---------- EXCERPT PROVIDED ----------

Cluster Editing corresponds to the basic clustering setting in which pairwise similarities between the entities represented by the vertices in G are expressed by unweighted edges, and the objective is to find a pure clustering, in the form of a cluster graph, by modifying as few pairwise similarities as possible, i.e., by removing or adding a minimal number of edges. Notably, this clustering task requires neither the number of clusters to be specified, nor their sizes to be bounded.

Related Work. The Cluster Editing problem is known to be APX-hard [10] but can be approximated in polynomial time within a factor of 2.5 [25]. Furthermore, various efficient implementations of exact and heuristic solvers have been proposed and experimentally evaluated (see the references in [6]). These methods can be divided into exact algorithms, which are guaranteed to find optimal solutions to any instance of Cluster Editing, given sufficient time, and inexact algorithms, which provide no such guarantees, but can be very efficient in practice. State-of-the-art exact Cluster Editing algorithms are based on integer linear programming (ILP) or specialised branch-&-bound methods (i.e., search tree) [6, 7]. Theoretically, the currently best fixed-parameter algorithm runs in \(\mathcal {O}(1.62^k+|G|)\) time and it is based on a sophisticated search tree method [5].

Our work on practical exact algorithms for Cluster Editing makes use of so-called data reduction rules [11, 16, 17, 19] – preprocessing techniques from parameterised algorithmics that are applied to a given instance with the goal of shrinking it before attempting to solve it. Furthermore, when solving the problem by a branch-&-bound search, these data reduction rules can be “interleaved” [23], meaning that they can be again applied within each recursive step. If after the exhaustive application of data reduction rules the size of the remaining instance can be guaranteed to respect certain upper bounds, those instances are called problem kernels [14, 23]. Starting with an \(\mathcal {O}(k^2)\)-vertex problem kernel [17], the best state-of-the-art kernel for Cluster Editing contains at most 2k-vertices [11].

Our Contribution. Starting from a search tree procedure originally developed for a more general problem called \(M\) -Hierarchical Tree Clustering (\(M\)-Tree Clustering) [20], and making heavy use of data reduction rules, we developed a competitive state-of-the-art exact solver for (unweighted) Cluster Editing Footnote 1.

To achieve this goal, and to study the practical utility of data reduction rules for Cluster Editing, we employed multiple rounds of an algorithm engineering cycle [24] that made use of the Programming by Optimisation (PbO) paradigm [21]. In a nutshell, PbO is based on the idea to consider and expose design choices during algorithm development and implementation, and to use automated methods to make those choices in a way that optimises empirical performance for given use contexts, characterised by representative sets of input data.

----------

TASK LIST
1. Answer these questions from the Cluster Editing excerpt, each on its own line:
(a) Within what factor can the Cluster Editing problem be approximated in polynomial time?
(b) At most how many vertices does the best state-of-the-art kernel for Cluster Editing contain?
(c) Which paradigm did the algorithm engineering cycle make use of?
2. Copy the Cluster Editing excerpt from "Our Contribution. Starting" to "sets of input data.", switching each occurrence of "data reduction rules" to "preprocessing rules".

---------- LISTED RECORDS ----------

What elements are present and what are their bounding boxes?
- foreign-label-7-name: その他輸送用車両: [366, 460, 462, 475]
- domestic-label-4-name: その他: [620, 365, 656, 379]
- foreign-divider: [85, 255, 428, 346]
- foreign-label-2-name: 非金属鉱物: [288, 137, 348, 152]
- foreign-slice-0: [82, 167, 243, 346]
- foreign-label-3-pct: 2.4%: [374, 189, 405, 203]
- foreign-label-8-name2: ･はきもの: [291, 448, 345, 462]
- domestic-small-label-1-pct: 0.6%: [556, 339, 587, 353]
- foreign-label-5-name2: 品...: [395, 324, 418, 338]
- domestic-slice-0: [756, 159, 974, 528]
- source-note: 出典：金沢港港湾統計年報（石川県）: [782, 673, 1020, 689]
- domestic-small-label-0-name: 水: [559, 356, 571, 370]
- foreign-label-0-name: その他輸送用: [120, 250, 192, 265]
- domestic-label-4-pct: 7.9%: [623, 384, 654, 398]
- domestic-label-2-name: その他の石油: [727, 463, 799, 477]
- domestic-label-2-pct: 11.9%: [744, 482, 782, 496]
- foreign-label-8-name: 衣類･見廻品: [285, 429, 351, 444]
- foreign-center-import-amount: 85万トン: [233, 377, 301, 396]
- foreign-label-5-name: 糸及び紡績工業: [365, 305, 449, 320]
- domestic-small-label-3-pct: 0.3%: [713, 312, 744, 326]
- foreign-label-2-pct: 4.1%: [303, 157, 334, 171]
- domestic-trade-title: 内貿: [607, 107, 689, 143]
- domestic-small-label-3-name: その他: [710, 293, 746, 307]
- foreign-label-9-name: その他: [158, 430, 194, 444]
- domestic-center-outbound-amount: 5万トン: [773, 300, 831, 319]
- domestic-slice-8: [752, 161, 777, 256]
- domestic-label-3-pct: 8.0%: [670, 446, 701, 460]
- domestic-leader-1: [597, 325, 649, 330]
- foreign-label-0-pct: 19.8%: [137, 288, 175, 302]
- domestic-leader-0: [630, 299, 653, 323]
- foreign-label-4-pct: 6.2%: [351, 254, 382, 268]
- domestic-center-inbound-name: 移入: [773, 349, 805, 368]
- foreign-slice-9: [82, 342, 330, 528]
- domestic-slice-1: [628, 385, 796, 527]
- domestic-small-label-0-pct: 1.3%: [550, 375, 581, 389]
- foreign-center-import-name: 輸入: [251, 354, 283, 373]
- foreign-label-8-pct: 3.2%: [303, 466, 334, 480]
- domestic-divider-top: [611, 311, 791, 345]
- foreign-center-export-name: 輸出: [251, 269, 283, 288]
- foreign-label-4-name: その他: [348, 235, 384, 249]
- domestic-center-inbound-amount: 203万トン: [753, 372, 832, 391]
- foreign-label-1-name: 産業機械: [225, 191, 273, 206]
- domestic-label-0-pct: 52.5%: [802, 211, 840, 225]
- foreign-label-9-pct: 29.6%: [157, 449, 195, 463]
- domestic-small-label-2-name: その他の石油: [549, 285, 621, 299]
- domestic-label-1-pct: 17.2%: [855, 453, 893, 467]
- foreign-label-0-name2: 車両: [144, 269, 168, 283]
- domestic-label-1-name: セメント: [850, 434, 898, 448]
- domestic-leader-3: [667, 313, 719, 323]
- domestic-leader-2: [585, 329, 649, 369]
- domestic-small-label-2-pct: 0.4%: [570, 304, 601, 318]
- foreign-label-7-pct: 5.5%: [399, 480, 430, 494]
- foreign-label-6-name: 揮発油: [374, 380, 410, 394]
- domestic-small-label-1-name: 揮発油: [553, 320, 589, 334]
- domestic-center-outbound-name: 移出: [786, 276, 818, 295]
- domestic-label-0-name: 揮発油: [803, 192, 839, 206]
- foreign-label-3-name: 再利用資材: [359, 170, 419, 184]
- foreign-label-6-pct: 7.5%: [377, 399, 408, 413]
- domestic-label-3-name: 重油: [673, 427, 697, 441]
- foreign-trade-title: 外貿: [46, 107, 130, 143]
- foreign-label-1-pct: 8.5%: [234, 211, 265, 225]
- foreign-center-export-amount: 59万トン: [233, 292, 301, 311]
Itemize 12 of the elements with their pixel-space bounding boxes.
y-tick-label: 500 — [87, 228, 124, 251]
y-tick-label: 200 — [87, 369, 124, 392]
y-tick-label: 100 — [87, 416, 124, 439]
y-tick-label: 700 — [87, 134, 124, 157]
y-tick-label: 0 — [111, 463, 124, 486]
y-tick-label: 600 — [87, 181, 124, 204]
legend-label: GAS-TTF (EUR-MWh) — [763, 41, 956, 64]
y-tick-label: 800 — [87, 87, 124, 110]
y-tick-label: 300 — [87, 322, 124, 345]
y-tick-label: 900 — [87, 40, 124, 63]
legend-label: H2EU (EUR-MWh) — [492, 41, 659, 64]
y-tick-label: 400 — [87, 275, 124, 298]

----------

FULL SOLUTIONS
1.
(a) A factor of 2.5.
(b) At most 2k vertices.
(c) The Programming by Optimisation (PbO) paradigm.

2.
Our Contribution. Starting from a search tree procedure originally developed for a more general problem called \(M\) -Hierarchical Tree Clustering (\(M\)-Tree Clustering) [20], and making heavy use of preprocessing rules, we developed a competitive state-of-the-art exact solver for (unweighted) Cluster Editing Footnote 1.

To achieve this goal, and to study the practical utility of preprocessing rules for Cluster Editing, we employed multiple rounds of an algorithm engineering cycle [24] that made use of the Programming by Optimisation (PbO) paradigm [21]. In a nutshell, PbO is based on the idea to consider and expose design choices during algorithm development and implementation, and to use automated methods to make those choices in a way that optimises empirical performance for given use contexts, characterised by representative sets of input data.